• [WORK TO DO]
Find each line containing the string "this". Copy it.

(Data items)

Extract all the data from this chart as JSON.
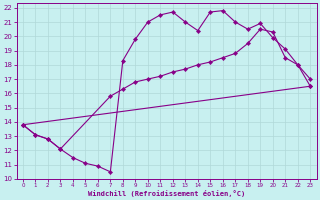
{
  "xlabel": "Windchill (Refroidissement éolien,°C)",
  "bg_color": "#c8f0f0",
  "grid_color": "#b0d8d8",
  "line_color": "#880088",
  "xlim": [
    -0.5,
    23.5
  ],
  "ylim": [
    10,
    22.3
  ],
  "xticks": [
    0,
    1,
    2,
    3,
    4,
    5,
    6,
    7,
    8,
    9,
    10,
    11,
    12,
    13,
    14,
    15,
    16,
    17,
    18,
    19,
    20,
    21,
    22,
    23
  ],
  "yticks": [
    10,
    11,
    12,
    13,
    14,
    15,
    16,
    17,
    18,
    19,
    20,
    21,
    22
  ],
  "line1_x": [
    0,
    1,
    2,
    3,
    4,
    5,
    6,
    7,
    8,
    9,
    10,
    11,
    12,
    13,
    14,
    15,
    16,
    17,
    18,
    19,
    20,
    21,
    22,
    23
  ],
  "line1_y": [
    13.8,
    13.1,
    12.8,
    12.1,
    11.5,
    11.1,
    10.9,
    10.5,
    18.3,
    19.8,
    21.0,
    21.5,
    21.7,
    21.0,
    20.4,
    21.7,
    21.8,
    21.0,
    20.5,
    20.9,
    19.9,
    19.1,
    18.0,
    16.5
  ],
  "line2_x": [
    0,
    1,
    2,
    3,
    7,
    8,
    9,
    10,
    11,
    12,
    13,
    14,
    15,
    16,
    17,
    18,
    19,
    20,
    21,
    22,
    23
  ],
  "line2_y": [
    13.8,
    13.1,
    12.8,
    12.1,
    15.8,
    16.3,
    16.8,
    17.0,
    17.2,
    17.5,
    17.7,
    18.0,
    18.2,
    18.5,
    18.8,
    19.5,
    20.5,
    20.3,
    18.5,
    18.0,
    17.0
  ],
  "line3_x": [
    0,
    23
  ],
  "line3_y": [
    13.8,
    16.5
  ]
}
==
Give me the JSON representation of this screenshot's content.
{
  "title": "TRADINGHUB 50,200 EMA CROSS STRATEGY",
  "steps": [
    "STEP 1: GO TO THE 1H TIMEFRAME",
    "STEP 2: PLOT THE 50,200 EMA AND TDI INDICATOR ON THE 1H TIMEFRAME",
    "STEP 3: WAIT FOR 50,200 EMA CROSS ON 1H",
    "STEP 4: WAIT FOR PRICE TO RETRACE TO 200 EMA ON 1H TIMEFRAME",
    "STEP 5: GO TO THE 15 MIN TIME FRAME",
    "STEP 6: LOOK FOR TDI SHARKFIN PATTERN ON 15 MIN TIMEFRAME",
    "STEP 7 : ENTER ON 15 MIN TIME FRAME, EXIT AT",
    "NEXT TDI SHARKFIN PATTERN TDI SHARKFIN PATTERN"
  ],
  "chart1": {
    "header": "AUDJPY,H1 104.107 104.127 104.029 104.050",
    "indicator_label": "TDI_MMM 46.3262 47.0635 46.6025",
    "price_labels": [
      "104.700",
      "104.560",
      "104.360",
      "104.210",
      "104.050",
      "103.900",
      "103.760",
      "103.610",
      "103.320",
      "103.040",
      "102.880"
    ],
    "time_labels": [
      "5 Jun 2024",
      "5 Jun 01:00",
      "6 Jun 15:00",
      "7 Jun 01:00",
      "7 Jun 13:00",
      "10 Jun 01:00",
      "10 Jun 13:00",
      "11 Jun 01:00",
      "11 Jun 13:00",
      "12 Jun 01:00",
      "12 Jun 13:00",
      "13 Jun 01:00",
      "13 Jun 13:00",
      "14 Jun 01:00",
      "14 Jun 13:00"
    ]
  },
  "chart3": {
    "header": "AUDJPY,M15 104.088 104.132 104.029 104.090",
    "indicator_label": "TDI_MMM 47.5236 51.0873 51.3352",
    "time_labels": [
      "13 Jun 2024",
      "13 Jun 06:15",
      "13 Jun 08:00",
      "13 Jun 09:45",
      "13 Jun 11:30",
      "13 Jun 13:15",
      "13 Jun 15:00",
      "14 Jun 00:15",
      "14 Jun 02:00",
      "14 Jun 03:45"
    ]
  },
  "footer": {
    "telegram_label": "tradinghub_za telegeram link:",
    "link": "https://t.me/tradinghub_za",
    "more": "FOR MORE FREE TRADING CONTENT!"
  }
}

• [ANSWER FOR THE TASK]
Extract all the data from this chart as JSON.
Give me the JSON representation of this screenshot's content.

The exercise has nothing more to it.